*EXTRACTED MATERIAL*:
== == ==

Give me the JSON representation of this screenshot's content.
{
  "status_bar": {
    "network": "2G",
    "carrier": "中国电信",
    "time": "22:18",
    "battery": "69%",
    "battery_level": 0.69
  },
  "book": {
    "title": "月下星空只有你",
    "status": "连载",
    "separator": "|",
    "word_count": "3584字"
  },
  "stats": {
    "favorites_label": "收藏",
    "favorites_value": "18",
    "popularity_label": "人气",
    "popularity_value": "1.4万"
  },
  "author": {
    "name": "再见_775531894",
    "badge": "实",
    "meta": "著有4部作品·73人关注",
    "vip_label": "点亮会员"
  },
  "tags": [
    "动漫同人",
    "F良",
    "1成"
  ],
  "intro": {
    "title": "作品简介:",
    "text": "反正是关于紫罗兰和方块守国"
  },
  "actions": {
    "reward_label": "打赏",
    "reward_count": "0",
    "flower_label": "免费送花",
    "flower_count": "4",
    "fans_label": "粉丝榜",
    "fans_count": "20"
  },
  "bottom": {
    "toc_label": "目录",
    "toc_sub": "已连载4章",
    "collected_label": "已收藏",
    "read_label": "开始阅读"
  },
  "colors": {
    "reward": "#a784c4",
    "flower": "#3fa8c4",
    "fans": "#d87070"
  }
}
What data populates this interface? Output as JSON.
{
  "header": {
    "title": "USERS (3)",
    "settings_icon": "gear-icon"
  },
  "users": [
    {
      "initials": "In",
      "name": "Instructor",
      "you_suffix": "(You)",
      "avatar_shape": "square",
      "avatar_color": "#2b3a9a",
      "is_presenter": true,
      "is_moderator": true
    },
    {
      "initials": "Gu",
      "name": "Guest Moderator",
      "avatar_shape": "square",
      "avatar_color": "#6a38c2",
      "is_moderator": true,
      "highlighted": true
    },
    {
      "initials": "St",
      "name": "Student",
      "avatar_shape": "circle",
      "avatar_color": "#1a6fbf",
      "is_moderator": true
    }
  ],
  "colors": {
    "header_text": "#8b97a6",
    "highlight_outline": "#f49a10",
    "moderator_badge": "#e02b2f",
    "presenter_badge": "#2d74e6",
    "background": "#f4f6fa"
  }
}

== == ==

Please restate the data word for word, every record included.

*SOLUTION BELOW*:
Give me the JSON representation of this screenshot's content.
{
  "status_bar": {
    "network": "2G",
    "carrier": "中国电信",
    "time": "22:18",
    "battery": "69%",
    "battery_level": 0.69
  },
  "book": {
    "title": "月下星空只有你",
    "status": "连载",
    "separator": "|",
    "word_count": "3584字"
  },
  "stats": {
    "favorites_label": "收藏",
    "favorites_value": "18",
    "popularity_label": "人气",
    "popularity_value": "1.4万"
  },
  "author": {
    "name": "再见_775531894",
    "badge": "实",
    "meta": "著有4部作品·73人关注",
    "vip_label": "点亮会员"
  },
  "tags": [
    "动漫同人",
    "F良",
    "1成"
  ],
  "intro": {
    "title": "作品简介:",
    "text": "反正是关于紫罗兰和方块守国"
  },
  "actions": {
    "reward_label": "打赏",
    "reward_count": "0",
    "flower_label": "免费送花",
    "flower_count": "4",
    "fans_label": "粉丝榜",
    "fans_count": "20"
  },
  "bottom": {
    "toc_label": "目录",
    "toc_sub": "已连载4章",
    "collected_label": "已收藏",
    "read_label": "开始阅读"
  },
  "colors": {
    "reward": "#a784c4",
    "flower": "#3fa8c4",
    "fans": "#d87070"
  }
}
What data populates this interface? Output as JSON.
{
  "header": {
    "title": "USERS (3)",
    "settings_icon": "gear-icon"
  },
  "users": [
    {
      "initials": "In",
      "name": "Instructor",
      "you_suffix": "(You)",
      "avatar_shape": "square",
      "avatar_color": "#2b3a9a",
      "is_presenter": true,
      "is_moderator": true
    },
    {
      "initials": "Gu",
      "name": "Guest Moderator",
      "avatar_shape": "square",
      "avatar_color": "#6a38c2",
      "is_moderator": true,
      "highlighted": true
    },
    {
      "initials": "St",
      "name": "Student",
      "avatar_shape": "circle",
      "avatar_color": "#1a6fbf",
      "is_moderator": true
    }
  ],
  "colors": {
    "header_text": "#8b97a6",
    "highlight_outline": "#f49a10",
    "moderator_badge": "#e02b2f",
    "presenter_badge": "#2d74e6",
    "background": "#f4f6fa"
  }
}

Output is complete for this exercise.